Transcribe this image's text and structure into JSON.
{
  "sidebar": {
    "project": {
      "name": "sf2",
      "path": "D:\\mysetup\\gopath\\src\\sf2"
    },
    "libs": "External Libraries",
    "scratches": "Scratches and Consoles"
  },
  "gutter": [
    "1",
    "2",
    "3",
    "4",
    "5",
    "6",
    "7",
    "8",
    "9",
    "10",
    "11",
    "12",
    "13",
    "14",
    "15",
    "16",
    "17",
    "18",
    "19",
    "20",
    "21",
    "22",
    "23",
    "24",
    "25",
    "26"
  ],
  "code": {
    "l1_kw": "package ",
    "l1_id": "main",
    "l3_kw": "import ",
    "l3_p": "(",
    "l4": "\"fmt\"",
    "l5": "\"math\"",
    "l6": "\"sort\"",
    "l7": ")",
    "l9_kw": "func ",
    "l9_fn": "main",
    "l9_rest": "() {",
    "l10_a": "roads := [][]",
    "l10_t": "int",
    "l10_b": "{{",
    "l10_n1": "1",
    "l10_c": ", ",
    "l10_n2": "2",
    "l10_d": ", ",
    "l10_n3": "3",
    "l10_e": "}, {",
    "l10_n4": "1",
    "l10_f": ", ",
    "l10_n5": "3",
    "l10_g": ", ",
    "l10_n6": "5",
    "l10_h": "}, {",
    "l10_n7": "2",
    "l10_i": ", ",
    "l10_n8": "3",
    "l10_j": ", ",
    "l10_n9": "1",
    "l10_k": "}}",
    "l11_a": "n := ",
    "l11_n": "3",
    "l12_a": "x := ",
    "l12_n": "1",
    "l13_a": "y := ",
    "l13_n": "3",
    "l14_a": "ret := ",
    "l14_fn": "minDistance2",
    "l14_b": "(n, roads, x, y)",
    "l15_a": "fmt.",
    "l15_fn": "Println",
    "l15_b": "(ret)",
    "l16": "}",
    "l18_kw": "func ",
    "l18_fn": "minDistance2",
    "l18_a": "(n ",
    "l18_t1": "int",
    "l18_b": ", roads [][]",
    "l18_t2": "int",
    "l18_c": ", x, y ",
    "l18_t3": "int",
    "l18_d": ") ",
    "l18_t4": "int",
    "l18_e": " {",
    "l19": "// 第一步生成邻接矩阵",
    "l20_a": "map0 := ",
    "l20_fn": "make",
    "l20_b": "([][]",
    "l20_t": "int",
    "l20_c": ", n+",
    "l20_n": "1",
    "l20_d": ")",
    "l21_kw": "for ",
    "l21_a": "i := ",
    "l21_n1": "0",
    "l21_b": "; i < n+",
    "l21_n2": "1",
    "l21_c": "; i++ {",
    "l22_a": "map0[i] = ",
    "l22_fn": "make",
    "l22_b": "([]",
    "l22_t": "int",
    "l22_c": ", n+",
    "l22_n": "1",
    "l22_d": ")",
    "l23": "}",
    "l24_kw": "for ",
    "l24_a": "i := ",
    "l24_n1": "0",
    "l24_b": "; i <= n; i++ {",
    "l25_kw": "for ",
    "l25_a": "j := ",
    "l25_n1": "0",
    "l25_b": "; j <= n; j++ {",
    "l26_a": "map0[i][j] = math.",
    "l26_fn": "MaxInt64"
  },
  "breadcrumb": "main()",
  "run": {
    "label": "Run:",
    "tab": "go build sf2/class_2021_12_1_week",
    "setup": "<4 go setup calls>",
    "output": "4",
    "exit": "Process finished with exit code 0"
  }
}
******************************
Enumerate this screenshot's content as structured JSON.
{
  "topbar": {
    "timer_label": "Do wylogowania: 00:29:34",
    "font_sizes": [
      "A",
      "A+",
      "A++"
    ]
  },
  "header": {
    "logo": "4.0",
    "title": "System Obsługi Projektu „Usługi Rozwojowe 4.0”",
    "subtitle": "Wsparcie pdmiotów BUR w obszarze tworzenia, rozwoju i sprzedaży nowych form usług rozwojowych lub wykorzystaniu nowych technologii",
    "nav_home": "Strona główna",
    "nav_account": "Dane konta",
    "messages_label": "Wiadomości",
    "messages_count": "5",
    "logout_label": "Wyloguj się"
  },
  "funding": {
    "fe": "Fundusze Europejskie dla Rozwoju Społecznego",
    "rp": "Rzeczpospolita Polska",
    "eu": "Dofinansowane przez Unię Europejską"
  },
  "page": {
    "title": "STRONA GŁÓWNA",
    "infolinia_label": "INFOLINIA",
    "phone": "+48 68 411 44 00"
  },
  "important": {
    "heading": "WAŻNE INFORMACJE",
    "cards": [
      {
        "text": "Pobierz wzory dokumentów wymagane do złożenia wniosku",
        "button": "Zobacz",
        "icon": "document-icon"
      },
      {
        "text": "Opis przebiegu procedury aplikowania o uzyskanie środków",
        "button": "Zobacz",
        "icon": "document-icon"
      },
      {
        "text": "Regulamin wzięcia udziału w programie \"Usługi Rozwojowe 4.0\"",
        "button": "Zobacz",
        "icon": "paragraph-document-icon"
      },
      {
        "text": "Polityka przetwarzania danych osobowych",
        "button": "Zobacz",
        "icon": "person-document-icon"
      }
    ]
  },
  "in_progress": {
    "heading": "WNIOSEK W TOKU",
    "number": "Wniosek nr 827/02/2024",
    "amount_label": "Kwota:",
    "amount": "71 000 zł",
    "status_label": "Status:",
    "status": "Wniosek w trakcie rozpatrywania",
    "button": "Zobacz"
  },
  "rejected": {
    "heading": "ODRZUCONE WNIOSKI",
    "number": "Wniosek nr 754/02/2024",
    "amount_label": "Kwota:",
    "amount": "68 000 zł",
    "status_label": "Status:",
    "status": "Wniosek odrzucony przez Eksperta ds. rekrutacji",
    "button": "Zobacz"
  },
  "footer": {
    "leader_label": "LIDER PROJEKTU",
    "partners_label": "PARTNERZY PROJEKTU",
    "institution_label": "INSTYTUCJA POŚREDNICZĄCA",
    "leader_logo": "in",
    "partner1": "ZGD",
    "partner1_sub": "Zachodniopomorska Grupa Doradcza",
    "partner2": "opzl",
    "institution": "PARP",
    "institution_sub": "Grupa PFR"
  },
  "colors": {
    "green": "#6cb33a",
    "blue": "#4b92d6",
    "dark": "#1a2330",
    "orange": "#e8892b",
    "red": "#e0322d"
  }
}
******************************
◆ Work to complete ◆
Isolate the lines above that contain the word "icon" and copy them.

◆ Result ◆
        "icon": "document-icon"
        "icon": "document-icon"
        "icon": "paragraph-document-icon"
        "icon": "person-document-icon"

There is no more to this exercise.